[Records held in a dataset]
┄┄┄┄┄┄┄┄┄┄┄┄┄┄┄┄┄┄┄┄

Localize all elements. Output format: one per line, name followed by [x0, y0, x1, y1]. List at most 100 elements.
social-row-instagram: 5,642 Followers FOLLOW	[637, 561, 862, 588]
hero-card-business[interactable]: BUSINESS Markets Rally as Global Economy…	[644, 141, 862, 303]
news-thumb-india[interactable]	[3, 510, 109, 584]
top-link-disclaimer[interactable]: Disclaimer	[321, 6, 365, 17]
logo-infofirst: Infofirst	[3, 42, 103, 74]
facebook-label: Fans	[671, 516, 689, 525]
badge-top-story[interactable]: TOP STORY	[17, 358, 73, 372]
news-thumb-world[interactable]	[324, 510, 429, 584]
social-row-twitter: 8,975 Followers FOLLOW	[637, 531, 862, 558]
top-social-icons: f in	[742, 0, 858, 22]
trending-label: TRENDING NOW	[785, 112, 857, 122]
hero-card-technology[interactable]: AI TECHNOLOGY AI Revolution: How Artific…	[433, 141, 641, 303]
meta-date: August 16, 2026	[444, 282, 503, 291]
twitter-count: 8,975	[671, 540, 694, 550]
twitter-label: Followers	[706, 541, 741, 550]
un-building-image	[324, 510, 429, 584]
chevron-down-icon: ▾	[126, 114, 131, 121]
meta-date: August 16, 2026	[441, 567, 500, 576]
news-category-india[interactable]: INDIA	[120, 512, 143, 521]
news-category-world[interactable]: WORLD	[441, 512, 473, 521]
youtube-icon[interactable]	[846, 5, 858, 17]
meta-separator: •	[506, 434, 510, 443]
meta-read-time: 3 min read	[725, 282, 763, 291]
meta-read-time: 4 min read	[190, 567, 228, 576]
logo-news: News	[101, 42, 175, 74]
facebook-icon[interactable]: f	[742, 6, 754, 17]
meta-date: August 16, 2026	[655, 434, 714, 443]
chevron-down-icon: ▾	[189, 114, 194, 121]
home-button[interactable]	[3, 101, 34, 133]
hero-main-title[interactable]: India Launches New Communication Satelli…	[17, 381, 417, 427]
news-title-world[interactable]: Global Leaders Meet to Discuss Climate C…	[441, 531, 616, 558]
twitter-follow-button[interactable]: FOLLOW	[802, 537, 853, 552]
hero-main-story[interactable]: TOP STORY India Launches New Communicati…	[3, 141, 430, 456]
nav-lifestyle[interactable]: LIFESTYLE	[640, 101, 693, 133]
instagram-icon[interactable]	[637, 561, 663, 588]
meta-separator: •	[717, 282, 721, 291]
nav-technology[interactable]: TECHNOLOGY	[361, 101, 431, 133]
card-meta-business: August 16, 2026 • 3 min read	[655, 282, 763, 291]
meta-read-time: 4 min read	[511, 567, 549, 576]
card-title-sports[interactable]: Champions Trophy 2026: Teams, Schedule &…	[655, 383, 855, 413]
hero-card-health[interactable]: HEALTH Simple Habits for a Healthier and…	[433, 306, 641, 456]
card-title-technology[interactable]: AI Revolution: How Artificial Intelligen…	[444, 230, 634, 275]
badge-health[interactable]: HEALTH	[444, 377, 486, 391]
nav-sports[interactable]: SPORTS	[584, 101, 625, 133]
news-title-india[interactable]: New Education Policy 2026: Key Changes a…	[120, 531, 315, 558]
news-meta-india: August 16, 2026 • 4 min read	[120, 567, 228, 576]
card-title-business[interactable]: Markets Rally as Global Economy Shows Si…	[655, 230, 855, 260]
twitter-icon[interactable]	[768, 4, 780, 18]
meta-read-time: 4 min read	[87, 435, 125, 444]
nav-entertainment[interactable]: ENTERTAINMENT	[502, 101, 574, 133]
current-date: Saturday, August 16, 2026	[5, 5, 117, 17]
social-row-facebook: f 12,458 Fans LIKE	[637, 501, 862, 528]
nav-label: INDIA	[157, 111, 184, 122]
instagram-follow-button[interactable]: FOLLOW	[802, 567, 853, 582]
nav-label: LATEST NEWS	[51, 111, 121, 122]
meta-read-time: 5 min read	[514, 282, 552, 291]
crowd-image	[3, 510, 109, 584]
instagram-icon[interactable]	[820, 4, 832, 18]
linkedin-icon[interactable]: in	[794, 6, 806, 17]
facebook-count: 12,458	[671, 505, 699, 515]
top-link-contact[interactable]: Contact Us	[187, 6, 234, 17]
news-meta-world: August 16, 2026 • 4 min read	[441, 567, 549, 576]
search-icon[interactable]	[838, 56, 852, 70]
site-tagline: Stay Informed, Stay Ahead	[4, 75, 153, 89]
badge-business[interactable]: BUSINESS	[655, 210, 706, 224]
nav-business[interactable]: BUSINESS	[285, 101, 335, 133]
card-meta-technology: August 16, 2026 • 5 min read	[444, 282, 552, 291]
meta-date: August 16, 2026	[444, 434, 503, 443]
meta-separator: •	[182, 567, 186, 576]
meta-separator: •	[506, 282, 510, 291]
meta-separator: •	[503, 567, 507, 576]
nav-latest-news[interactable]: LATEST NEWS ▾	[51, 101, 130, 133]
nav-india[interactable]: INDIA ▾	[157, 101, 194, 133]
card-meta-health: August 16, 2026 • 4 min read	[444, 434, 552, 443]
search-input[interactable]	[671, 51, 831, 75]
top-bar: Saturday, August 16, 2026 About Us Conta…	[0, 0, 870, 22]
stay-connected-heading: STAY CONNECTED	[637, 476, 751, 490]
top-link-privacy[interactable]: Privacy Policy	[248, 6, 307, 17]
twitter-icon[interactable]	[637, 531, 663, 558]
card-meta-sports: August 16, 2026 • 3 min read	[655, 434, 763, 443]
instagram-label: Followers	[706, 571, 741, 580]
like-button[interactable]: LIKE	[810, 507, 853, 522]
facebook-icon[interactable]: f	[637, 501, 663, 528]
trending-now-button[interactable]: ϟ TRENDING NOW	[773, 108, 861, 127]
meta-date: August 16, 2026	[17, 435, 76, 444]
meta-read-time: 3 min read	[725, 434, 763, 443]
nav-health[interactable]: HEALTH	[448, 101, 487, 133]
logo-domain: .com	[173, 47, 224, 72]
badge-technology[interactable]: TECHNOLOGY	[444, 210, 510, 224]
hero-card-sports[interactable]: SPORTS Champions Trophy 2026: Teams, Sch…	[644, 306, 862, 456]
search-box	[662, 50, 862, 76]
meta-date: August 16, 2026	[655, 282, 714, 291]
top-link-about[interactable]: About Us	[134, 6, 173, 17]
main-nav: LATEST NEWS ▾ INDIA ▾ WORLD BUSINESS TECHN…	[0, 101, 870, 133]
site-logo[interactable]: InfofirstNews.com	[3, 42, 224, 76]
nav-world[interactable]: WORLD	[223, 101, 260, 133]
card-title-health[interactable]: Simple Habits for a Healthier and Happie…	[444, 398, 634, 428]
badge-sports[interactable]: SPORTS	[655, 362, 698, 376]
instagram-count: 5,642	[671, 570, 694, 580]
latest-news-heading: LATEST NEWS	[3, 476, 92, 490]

┄┄┄┄┄┄┄┄┄┄┄┄┄┄┄┄┄┄┄┄

*Exercise*. Echo every line of the data above verbatim.

*Output of the task*.
Localize all elements. Output format: one per line, name followed by [x0, y0, x1, y1]. List at most 100 elements.
social-row-instagram: 5,642 Followers FOLLOW	[637, 561, 862, 588]
hero-card-business[interactable]: BUSINESS Markets Rally as Global Economy…	[644, 141, 862, 303]
news-thumb-india[interactable]	[3, 510, 109, 584]
top-link-disclaimer[interactable]: Disclaimer	[321, 6, 365, 17]
logo-infofirst: Infofirst	[3, 42, 103, 74]
facebook-label: Fans	[671, 516, 689, 525]
badge-top-story[interactable]: TOP STORY	[17, 358, 73, 372]
news-thumb-world[interactable]	[324, 510, 429, 584]
social-row-twitter: 8,975 Followers FOLLOW	[637, 531, 862, 558]
top-social-icons: f in	[742, 0, 858, 22]
trending-label: TRENDING NOW	[785, 112, 857, 122]
hero-card-technology[interactable]: AI TECHNOLOGY AI Revolution: How Artific…	[433, 141, 641, 303]
meta-date: August 16, 2026	[444, 282, 503, 291]
twitter-count: 8,975	[671, 540, 694, 550]
twitter-label: Followers	[706, 541, 741, 550]
un-building-image	[324, 510, 429, 584]
chevron-down-icon: ▾	[126, 114, 131, 121]
meta-date: August 16, 2026	[441, 567, 500, 576]
news-category-india[interactable]: INDIA	[120, 512, 143, 521]
news-category-world[interactable]: WORLD	[441, 512, 473, 521]
youtube-icon[interactable]	[846, 5, 858, 17]
meta-separator: •	[506, 434, 510, 443]
meta-read-time: 3 min read	[725, 282, 763, 291]
meta-read-time: 4 min read	[190, 567, 228, 576]
logo-news: News	[101, 42, 175, 74]
facebook-icon[interactable]: f	[742, 6, 754, 17]
meta-date: August 16, 2026	[655, 434, 714, 443]
chevron-down-icon: ▾	[189, 114, 194, 121]
home-button[interactable]	[3, 101, 34, 133]
hero-main-title[interactable]: India Launches New Communication Satelli…	[17, 381, 417, 427]
news-title-world[interactable]: Global Leaders Meet to Discuss Climate C…	[441, 531, 616, 558]
twitter-follow-button[interactable]: FOLLOW	[802, 537, 853, 552]
hero-main-story[interactable]: TOP STORY India Launches New Communicati…	[3, 141, 430, 456]
nav-lifestyle[interactable]: LIFESTYLE	[640, 101, 693, 133]
instagram-icon[interactable]	[637, 561, 663, 588]
meta-separator: •	[717, 282, 721, 291]
nav-technology[interactable]: TECHNOLOGY	[361, 101, 431, 133]
card-meta-business: August 16, 2026 • 3 min read	[655, 282, 763, 291]
meta-read-time: 4 min read	[511, 567, 549, 576]
card-title-sports[interactable]: Champions Trophy 2026: Teams, Schedule &…	[655, 383, 855, 413]
hero-card-health[interactable]: HEALTH Simple Habits for a Healthier and…	[433, 306, 641, 456]
card-title-technology[interactable]: AI Revolution: How Artificial Intelligen…	[444, 230, 634, 275]
badge-health[interactable]: HEALTH	[444, 377, 486, 391]
nav-sports[interactable]: SPORTS	[584, 101, 625, 133]
news-title-india[interactable]: New Education Policy 2026: Key Changes a…	[120, 531, 315, 558]
news-meta-india: August 16, 2026 • 4 min read	[120, 567, 228, 576]
card-title-business[interactable]: Markets Rally as Global Economy Shows Si…	[655, 230, 855, 260]
twitter-icon[interactable]	[768, 4, 780, 18]
meta-read-time: 4 min read	[87, 435, 125, 444]
nav-entertainment[interactable]: ENTERTAINMENT	[502, 101, 574, 133]
current-date: Saturday, August 16, 2026	[5, 5, 117, 17]
social-row-facebook: f 12,458 Fans LIKE	[637, 501, 862, 528]
nav-label: INDIA	[157, 111, 184, 122]
instagram-follow-button[interactable]: FOLLOW	[802, 567, 853, 582]
nav-label: LATEST NEWS	[51, 111, 121, 122]
meta-read-time: 5 min read	[514, 282, 552, 291]
crowd-image	[3, 510, 109, 584]
instagram-icon[interactable]	[820, 4, 832, 18]
linkedin-icon[interactable]: in	[794, 6, 806, 17]
facebook-count: 12,458	[671, 505, 699, 515]
top-link-contact[interactable]: Contact Us	[187, 6, 234, 17]
news-meta-world: August 16, 2026 • 4 min read	[441, 567, 549, 576]
search-icon[interactable]	[838, 56, 852, 70]
site-tagline: Stay Informed, Stay Ahead	[4, 75, 153, 89]
badge-business[interactable]: BUSINESS	[655, 210, 706, 224]
nav-business[interactable]: BUSINESS	[285, 101, 335, 133]
card-meta-technology: August 16, 2026 • 5 min read	[444, 282, 552, 291]
meta-date: August 16, 2026	[444, 434, 503, 443]
meta-separator: •	[182, 567, 186, 576]
meta-separator: •	[506, 282, 510, 291]
meta-separator: •	[503, 567, 507, 576]
nav-latest-news[interactable]: LATEST NEWS ▾	[51, 101, 130, 133]
nav-india[interactable]: INDIA ▾	[157, 101, 194, 133]
card-meta-health: August 16, 2026 • 4 min read	[444, 434, 552, 443]
search-input[interactable]	[671, 51, 831, 75]
top-bar: Saturday, August 16, 2026 About Us Conta…	[0, 0, 870, 22]
stay-connected-heading: STAY CONNECTED	[637, 476, 751, 490]
top-link-privacy[interactable]: Privacy Policy	[248, 6, 307, 17]
twitter-icon[interactable]	[637, 531, 663, 558]
card-meta-sports: August 16, 2026 • 3 min read	[655, 434, 763, 443]
instagram-label: Followers	[706, 571, 741, 580]
like-button[interactable]: LIKE	[810, 507, 853, 522]
facebook-icon[interactable]: f	[637, 501, 663, 528]
trending-now-button[interactable]: ϟ TRENDING NOW	[773, 108, 861, 127]
meta-date: August 16, 2026	[17, 435, 76, 444]
meta-read-time: 3 min read	[725, 434, 763, 443]
nav-health[interactable]: HEALTH	[448, 101, 487, 133]
logo-domain: .com	[173, 47, 224, 72]
badge-technology[interactable]: TECHNOLOGY	[444, 210, 510, 224]
hero-card-sports[interactable]: SPORTS Champions Trophy 2026: Teams, Sch…	[644, 306, 862, 456]
search-box	[662, 50, 862, 76]
meta-date: August 16, 2026	[655, 282, 714, 291]
top-link-about[interactable]: About Us	[134, 6, 173, 17]
main-nav: LATEST NEWS ▾ INDIA ▾ WORLD BUSINESS TECHN…	[0, 101, 870, 133]
site-logo[interactable]: InfofirstNews.com	[3, 42, 224, 76]
nav-world[interactable]: WORLD	[223, 101, 260, 133]
card-title-health[interactable]: Simple Habits for a Healthier and Happie…	[444, 398, 634, 428]
badge-sports[interactable]: SPORTS	[655, 362, 698, 376]
instagram-count: 5,642	[671, 570, 694, 580]
latest-news-heading: LATEST NEWS	[3, 476, 92, 490]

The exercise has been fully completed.